What you return must match the records exactly, except that the pictures are gone.

^^^^^^^^

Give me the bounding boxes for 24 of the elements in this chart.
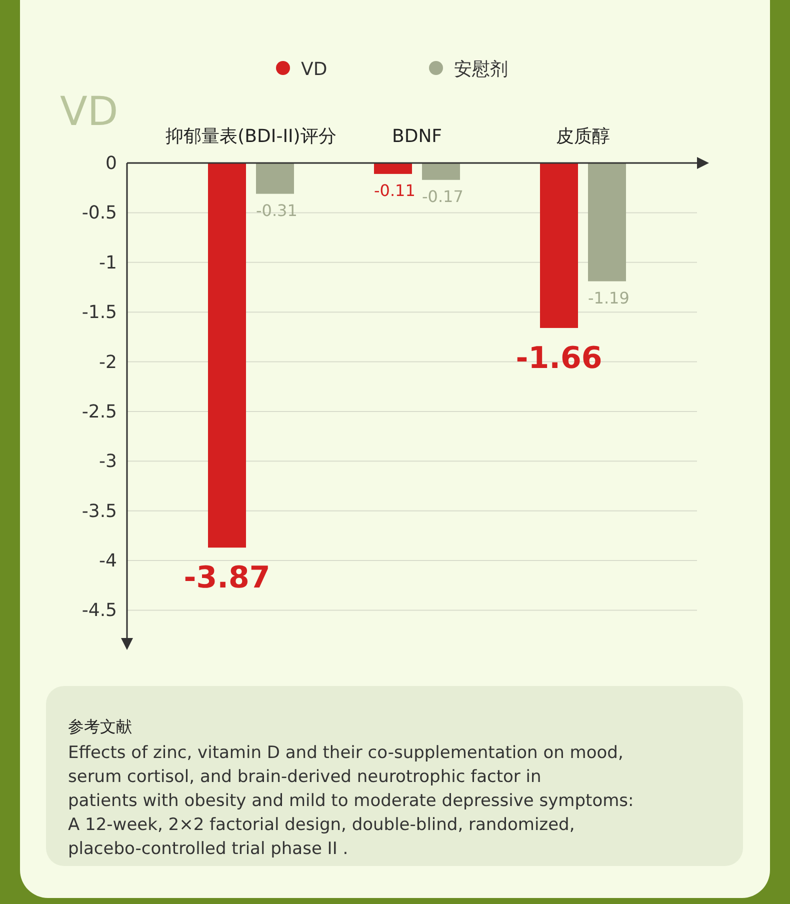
y-tick-label: -3.5 <box>82 500 117 522</box>
y-tick-label: -2.5 <box>82 401 117 422</box>
x-tick-label: BDNF <box>392 126 442 147</box>
text: 参考文献 <box>68 717 132 736</box>
y-tick-label: -4.5 <box>82 600 117 622</box>
data-label: -1.19 <box>588 288 630 308</box>
x-tick-label: 抑郁量表(BDI-II)评分 <box>166 126 336 147</box>
text: Effects of zinc, vitamin D and their co-supplementation on mood, serum cortisol, and brain-derived neurotrophic factor in patients with obesity and mild to moderate depressive symptoms: A 12-week, 2×2 factorial design, double-blind, randomized, placebo-controlled trial phase II . <box>68 743 634 859</box>
data-label: -0.31 <box>256 200 298 220</box>
y-tick-label: -4 <box>99 550 117 572</box>
y-tick-label: -1.5 <box>82 302 117 324</box>
data-label: -0.11 <box>374 180 416 200</box>
y-tick-label: -2 <box>99 352 117 373</box>
legend-label: 安慰剂 <box>454 59 508 80</box>
x-tick-label: 皮质醇 <box>556 126 610 147</box>
data-label: -1.66 <box>516 340 602 376</box>
text: VD <box>60 89 118 135</box>
data-label: -0.17 <box>422 186 464 206</box>
y-tick-label: -3 <box>99 451 117 472</box>
data-label: -3.87 <box>184 560 270 596</box>
y-tick-label: 0 <box>106 153 117 174</box>
legend-label: VD <box>301 59 328 80</box>
y-tick-label: -1 <box>99 252 117 274</box>
y-tick-label: -0.5 <box>82 202 117 224</box>
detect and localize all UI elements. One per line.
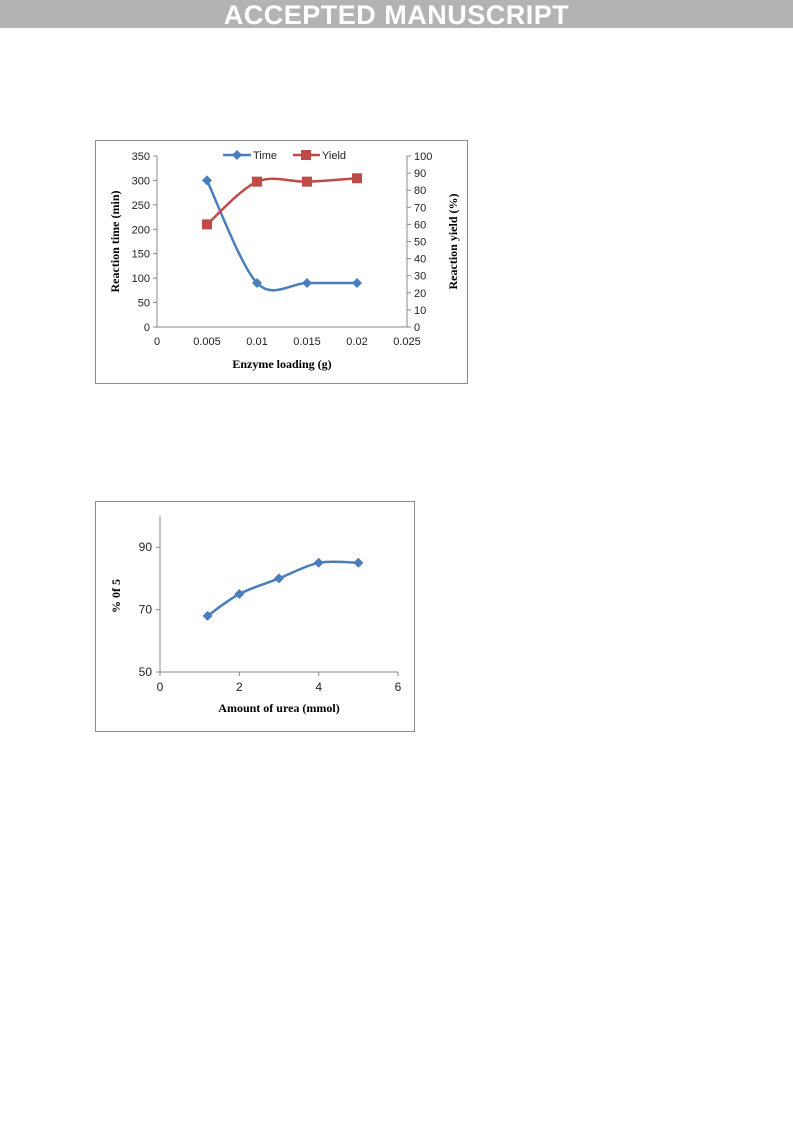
y2-tick-label: 60 <box>414 219 426 231</box>
time-data-point <box>202 175 212 186</box>
y2-tick-label: 90 <box>414 168 426 180</box>
data-point <box>274 573 284 584</box>
y-tick-label: 350 <box>132 151 150 163</box>
time-series-line <box>205 179 357 292</box>
data-point <box>234 589 245 599</box>
time-data-point <box>252 278 262 289</box>
yield-data-point <box>352 173 362 184</box>
x-tick-label: 4 <box>315 680 322 694</box>
time-data-point <box>352 278 362 289</box>
manuscript-banner: ACCEPTED MANUSCRIPT <box>0 0 793 30</box>
y-tick-label: 200 <box>132 224 150 236</box>
y2-axis-title: Reaction yield (%) <box>446 194 460 290</box>
y2-tick-label: 100 <box>414 151 432 163</box>
y-tick-label: 0 <box>144 322 150 334</box>
y2-tick-label: 40 <box>414 254 426 266</box>
x-tick-label: 0.015 <box>293 336 321 348</box>
time-data-point <box>302 278 312 289</box>
y-axis-title: Reaction time (min) <box>108 191 122 293</box>
y-tick-label: 50 <box>139 665 153 679</box>
chart-legend: Time Yield <box>223 150 346 162</box>
x-tick-label: 0 <box>154 336 160 348</box>
banner-text: ACCEPTED MANUSCRIPT <box>223 0 570 30</box>
x-tick-label: 0.025 <box>393 336 421 348</box>
y-tick-label: 150 <box>132 249 150 261</box>
legend-time-label: Time <box>253 150 277 162</box>
x-tick-label: 0.005 <box>193 336 221 348</box>
x-axis-title: Enzyme loading (g) <box>232 357 331 371</box>
y-tick-label: 70 <box>139 603 153 617</box>
yield-series-line <box>206 176 358 226</box>
x-axis-title: Amount of urea (mmol) <box>218 701 339 715</box>
yield-data-point <box>252 176 262 187</box>
yield-data-point <box>302 176 312 187</box>
y-tick-label: 50 <box>138 298 150 310</box>
y-tick-label: 250 <box>132 200 150 212</box>
data-point <box>353 557 364 568</box>
x-tick-label: 0.01 <box>246 336 267 348</box>
x-tick-label: 0 <box>157 680 164 694</box>
urea-amount-chart: 50 70 90 0 2 4 6 Amount of urea (mmol) % 0f 5 <box>95 501 415 732</box>
y-axis-title: % 0f 5 <box>109 579 123 613</box>
yield-data-point <box>202 219 212 230</box>
y2-tick-label: 30 <box>414 271 426 283</box>
y-tick-label: 90 <box>139 540 153 554</box>
x-tick-label: 2 <box>236 680 243 694</box>
y2-tick-label: 70 <box>414 202 426 214</box>
legend-yield-marker <box>301 150 311 160</box>
y-tick-label: 300 <box>132 175 150 187</box>
y2-tick-label: 50 <box>414 237 426 249</box>
enzyme-loading-plot: 0 50 100 150 200 250 300 350 0 10 20 30 40 50 60 70 80 90… <box>108 150 460 371</box>
x-tick-label: 0.02 <box>346 336 367 348</box>
y2-tick-label: 0 <box>414 322 420 334</box>
y2-tick-label: 20 <box>414 288 426 300</box>
y2-tick-label: 80 <box>414 185 426 197</box>
data-point <box>313 557 324 568</box>
y-tick-label: 100 <box>132 273 150 285</box>
data-point <box>202 610 213 621</box>
x-tick-label: 6 <box>395 680 402 694</box>
enzyme-loading-chart: 0 50 100 150 200 250 300 350 0 10 20 30 40 50 60 70 80 90… <box>95 140 468 384</box>
legend-yield-label: Yield <box>322 150 346 162</box>
series-line <box>206 560 359 617</box>
y2-tick-label: 10 <box>414 305 426 317</box>
urea-amount-plot: 50 70 90 0 2 4 6 Amount of urea (mmol) % 0f 5 <box>109 516 402 715</box>
legend-time-marker <box>232 150 242 160</box>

^^^^^^^^

§ **Solved exercise**:
Give me the bounding boxes for 24 of the elements in this chart.
y-tick-label: -3.5 <box>82 500 117 522</box>
y-tick-label: -2.5 <box>82 401 117 422</box>
x-tick-label: BDNF <box>392 126 442 147</box>
text: 参考文献 <box>68 717 132 736</box>
y-tick-label: -4.5 <box>82 600 117 622</box>
data-label: -1.19 <box>588 288 630 308</box>
x-tick-label: 抑郁量表(BDI-II)评分 <box>166 126 336 147</box>
text: Effects of zinc, vitamin D and their co-supplementation on mood, serum cortisol, and brain-derived neurotrophic factor in patients with obesity and mild to moderate depressive symptoms: A 12-week, 2×2 factorial design, double-blind, randomized, placebo-controlled trial phase II . <box>68 743 634 859</box>
data-label: -0.31 <box>256 200 298 220</box>
y-tick-label: -4 <box>99 550 117 572</box>
y-tick-label: -1.5 <box>82 302 117 324</box>
data-label: -0.11 <box>374 180 416 200</box>
y-tick-label: -2 <box>99 352 117 373</box>
legend-label: 安慰剂 <box>454 59 508 80</box>
x-tick-label: 皮质醇 <box>556 126 610 147</box>
data-label: -1.66 <box>516 340 602 376</box>
text: VD <box>60 89 118 135</box>
data-label: -0.17 <box>422 186 464 206</box>
y-tick-label: -3 <box>99 451 117 472</box>
data-label: -3.87 <box>184 560 270 596</box>
y-tick-label: 0 <box>106 153 117 174</box>
legend-label: VD <box>301 59 328 80</box>
y-tick-label: -1 <box>99 252 117 274</box>
y-tick-label: -0.5 <box>82 202 117 224</box>
detect and localize all UI elements. One per line.
y2-tick-label: 60 <box>414 219 426 231</box>
time-data-point <box>202 175 212 186</box>
y2-tick-label: 90 <box>414 168 426 180</box>
data-point <box>274 573 284 584</box>
y-tick-label: 350 <box>132 151 150 163</box>
time-series-line <box>205 179 357 292</box>
data-point <box>234 589 245 599</box>
time-data-point <box>252 278 262 289</box>
yield-data-point <box>352 173 362 184</box>
x-tick-label: 4 <box>315 680 322 694</box>
time-data-point <box>352 278 362 289</box>
manuscript-banner: ACCEPTED MANUSCRIPT <box>0 0 793 30</box>
y-tick-label: 200 <box>132 224 150 236</box>
y2-axis-title: Reaction yield (%) <box>446 194 460 290</box>
y2-tick-label: 100 <box>414 151 432 163</box>
y-tick-label: 0 <box>144 322 150 334</box>
y2-tick-label: 40 <box>414 254 426 266</box>
x-tick-label: 0.015 <box>293 336 321 348</box>
time-data-point <box>302 278 312 289</box>
y-axis-title: Reaction time (min) <box>108 191 122 293</box>
y-tick-label: 50 <box>139 665 153 679</box>
chart-legend: Time Yield <box>223 150 346 162</box>
x-tick-label: 0 <box>154 336 160 348</box>
banner-text: ACCEPTED MANUSCRIPT <box>223 0 570 30</box>
x-tick-label: 0.025 <box>393 336 421 348</box>
y-tick-label: 150 <box>132 249 150 261</box>
legend-time-label: Time <box>253 150 277 162</box>
x-tick-label: 0.005 <box>193 336 221 348</box>
x-axis-title: Enzyme loading (g) <box>232 357 331 371</box>
y-tick-label: 70 <box>139 603 153 617</box>
yield-series-line <box>206 176 358 226</box>
x-axis-title: Amount of urea (mmol) <box>218 701 339 715</box>
yield-data-point <box>252 176 262 187</box>
yield-data-point <box>302 176 312 187</box>
y-tick-label: 50 <box>138 298 150 310</box>
y-tick-label: 250 <box>132 200 150 212</box>
data-point <box>353 557 364 568</box>
x-tick-label: 0.01 <box>246 336 267 348</box>
x-tick-label: 0 <box>157 680 164 694</box>
urea-amount-chart: 50 70 90 0 2 4 6 Amount of urea (mmol) % 0f 5 <box>95 501 415 732</box>
y-axis-title: % 0f 5 <box>109 579 123 613</box>
yield-data-point <box>202 219 212 230</box>
y2-tick-label: 30 <box>414 271 426 283</box>
y-tick-label: 90 <box>139 540 153 554</box>
x-tick-label: 2 <box>236 680 243 694</box>
y2-tick-label: 70 <box>414 202 426 214</box>
legend-yield-marker <box>301 150 311 160</box>
y-tick-label: 300 <box>132 175 150 187</box>
y2-tick-label: 50 <box>414 237 426 249</box>
enzyme-loading-plot: 0 50 100 150 200 250 300 350 0 10 20 30 40 50 60 70 80 90… <box>108 150 460 371</box>
x-tick-label: 0.02 <box>346 336 367 348</box>
y2-tick-label: 0 <box>414 322 420 334</box>
y2-tick-label: 20 <box>414 288 426 300</box>
y2-tick-label: 80 <box>414 185 426 197</box>
data-point <box>313 557 324 568</box>
y-tick-label: 100 <box>132 273 150 285</box>
data-point <box>202 610 213 621</box>
x-tick-label: 6 <box>395 680 402 694</box>
enzyme-loading-chart: 0 50 100 150 200 250 300 350 0 10 20 30 40 50 60 70 80 90… <box>95 140 468 384</box>
legend-yield-label: Yield <box>322 150 346 162</box>
series-line <box>206 560 359 617</box>
y2-tick-label: 10 <box>414 305 426 317</box>
urea-amount-plot: 50 70 90 0 2 4 6 Amount of urea (mmol) % 0f 5 <box>109 516 402 715</box>
legend-time-marker <box>232 150 242 160</box>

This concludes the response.